> **Exercise instructions**
Write out, precisely and in full, each line of the material.

# # # #

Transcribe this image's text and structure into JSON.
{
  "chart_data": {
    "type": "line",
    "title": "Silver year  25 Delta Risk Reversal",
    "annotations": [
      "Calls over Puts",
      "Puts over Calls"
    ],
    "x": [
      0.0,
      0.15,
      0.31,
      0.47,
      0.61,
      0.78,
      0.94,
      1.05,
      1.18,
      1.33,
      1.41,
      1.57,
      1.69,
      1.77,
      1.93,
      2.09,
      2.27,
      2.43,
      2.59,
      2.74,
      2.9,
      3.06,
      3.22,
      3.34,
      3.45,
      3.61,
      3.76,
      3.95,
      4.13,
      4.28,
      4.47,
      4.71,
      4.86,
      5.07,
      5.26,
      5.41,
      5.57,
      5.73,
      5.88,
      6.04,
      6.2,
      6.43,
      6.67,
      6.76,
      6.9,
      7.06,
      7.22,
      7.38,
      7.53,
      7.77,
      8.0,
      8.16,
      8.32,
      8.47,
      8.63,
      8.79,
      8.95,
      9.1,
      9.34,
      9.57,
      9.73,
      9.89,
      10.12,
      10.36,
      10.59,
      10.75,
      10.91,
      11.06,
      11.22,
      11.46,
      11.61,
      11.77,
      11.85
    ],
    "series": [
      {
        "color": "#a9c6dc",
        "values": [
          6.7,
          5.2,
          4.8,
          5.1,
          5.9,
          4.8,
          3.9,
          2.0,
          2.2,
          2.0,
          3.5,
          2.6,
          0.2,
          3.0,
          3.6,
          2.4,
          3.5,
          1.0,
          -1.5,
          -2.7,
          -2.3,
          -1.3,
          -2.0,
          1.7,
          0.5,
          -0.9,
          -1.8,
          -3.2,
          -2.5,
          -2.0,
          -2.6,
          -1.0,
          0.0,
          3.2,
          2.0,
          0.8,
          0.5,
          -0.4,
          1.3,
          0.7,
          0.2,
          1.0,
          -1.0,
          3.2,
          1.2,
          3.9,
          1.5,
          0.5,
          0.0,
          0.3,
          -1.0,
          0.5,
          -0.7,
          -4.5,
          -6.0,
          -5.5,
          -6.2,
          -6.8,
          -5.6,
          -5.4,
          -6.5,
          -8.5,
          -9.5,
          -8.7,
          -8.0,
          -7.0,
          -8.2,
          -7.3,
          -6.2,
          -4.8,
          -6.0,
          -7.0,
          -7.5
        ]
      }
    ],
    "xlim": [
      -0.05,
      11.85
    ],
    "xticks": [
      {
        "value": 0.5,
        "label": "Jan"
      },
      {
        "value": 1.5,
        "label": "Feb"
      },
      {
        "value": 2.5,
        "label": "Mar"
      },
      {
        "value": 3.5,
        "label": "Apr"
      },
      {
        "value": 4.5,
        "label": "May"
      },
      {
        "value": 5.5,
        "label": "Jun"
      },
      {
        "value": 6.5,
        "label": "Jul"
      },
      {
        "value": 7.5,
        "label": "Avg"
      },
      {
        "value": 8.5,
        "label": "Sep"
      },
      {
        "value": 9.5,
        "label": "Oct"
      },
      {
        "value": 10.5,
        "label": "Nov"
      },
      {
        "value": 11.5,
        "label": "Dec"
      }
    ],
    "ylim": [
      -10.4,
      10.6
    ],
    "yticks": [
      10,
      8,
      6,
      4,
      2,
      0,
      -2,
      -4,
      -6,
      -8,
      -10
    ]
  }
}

# # # #

> **Task answer**
Transcribe this image's text and structure into JSON.
{
  "chart_data": {
    "type": "line",
    "title": "Silver year  25 Delta Risk Reversal",
    "annotations": [
      "Calls over Puts",
      "Puts over Calls"
    ],
    "x": [
      0.0,
      0.15,
      0.31,
      0.47,
      0.61,
      0.78,
      0.94,
      1.05,
      1.18,
      1.33,
      1.41,
      1.57,
      1.69,
      1.77,
      1.93,
      2.09,
      2.27,
      2.43,
      2.59,
      2.74,
      2.9,
      3.06,
      3.22,
      3.34,
      3.45,
      3.61,
      3.76,
      3.95,
      4.13,
      4.28,
      4.47,
      4.71,
      4.86,
      5.07,
      5.26,
      5.41,
      5.57,
      5.73,
      5.88,
      6.04,
      6.2,
      6.43,
      6.67,
      6.76,
      6.9,
      7.06,
      7.22,
      7.38,
      7.53,
      7.77,
      8.0,
      8.16,
      8.32,
      8.47,
      8.63,
      8.79,
      8.95,
      9.1,
      9.34,
      9.57,
      9.73,
      9.89,
      10.12,
      10.36,
      10.59,
      10.75,
      10.91,
      11.06,
      11.22,
      11.46,
      11.61,
      11.77,
      11.85
    ],
    "series": [
      {
        "color": "#a9c6dc",
        "values": [
          6.7,
          5.2,
          4.8,
          5.1,
          5.9,
          4.8,
          3.9,
          2.0,
          2.2,
          2.0,
          3.5,
          2.6,
          0.2,
          3.0,
          3.6,
          2.4,
          3.5,
          1.0,
          -1.5,
          -2.7,
          -2.3,
          -1.3,
          -2.0,
          1.7,
          0.5,
          -0.9,
          -1.8,
          -3.2,
          -2.5,
          -2.0,
          -2.6,
          -1.0,
          0.0,
          3.2,
          2.0,
          0.8,
          0.5,
          -0.4,
          1.3,
          0.7,
          0.2,
          1.0,
          -1.0,
          3.2,
          1.2,
          3.9,
          1.5,
          0.5,
          0.0,
          0.3,
          -1.0,
          0.5,
          -0.7,
          -4.5,
          -6.0,
          -5.5,
          -6.2,
          -6.8,
          -5.6,
          -5.4,
          -6.5,
          -8.5,
          -9.5,
          -8.7,
          -8.0,
          -7.0,
          -8.2,
          -7.3,
          -6.2,
          -4.8,
          -6.0,
          -7.0,
          -7.5
        ]
      }
    ],
    "xlim": [
      -0.05,
      11.85
    ],
    "xticks": [
      {
        "value": 0.5,
        "label": "Jan"
      },
      {
        "value": 1.5,
        "label": "Feb"
      },
      {
        "value": 2.5,
        "label": "Mar"
      },
      {
        "value": 3.5,
        "label": "Apr"
      },
      {
        "value": 4.5,
        "label": "May"
      },
      {
        "value": 5.5,
        "label": "Jun"
      },
      {
        "value": 6.5,
        "label": "Jul"
      },
      {
        "value": 7.5,
        "label": "Avg"
      },
      {
        "value": 8.5,
        "label": "Sep"
      },
      {
        "value": 9.5,
        "label": "Oct"
      },
      {
        "value": 10.5,
        "label": "Nov"
      },
      {
        "value": 11.5,
        "label": "Dec"
      }
    ],
    "ylim": [
      -10.4,
      10.6
    ],
    "yticks": [
      10,
      8,
      6,
      4,
      2,
      0,
      -2,
      -4,
      -6,
      -8,
      -10
    ]
  }
}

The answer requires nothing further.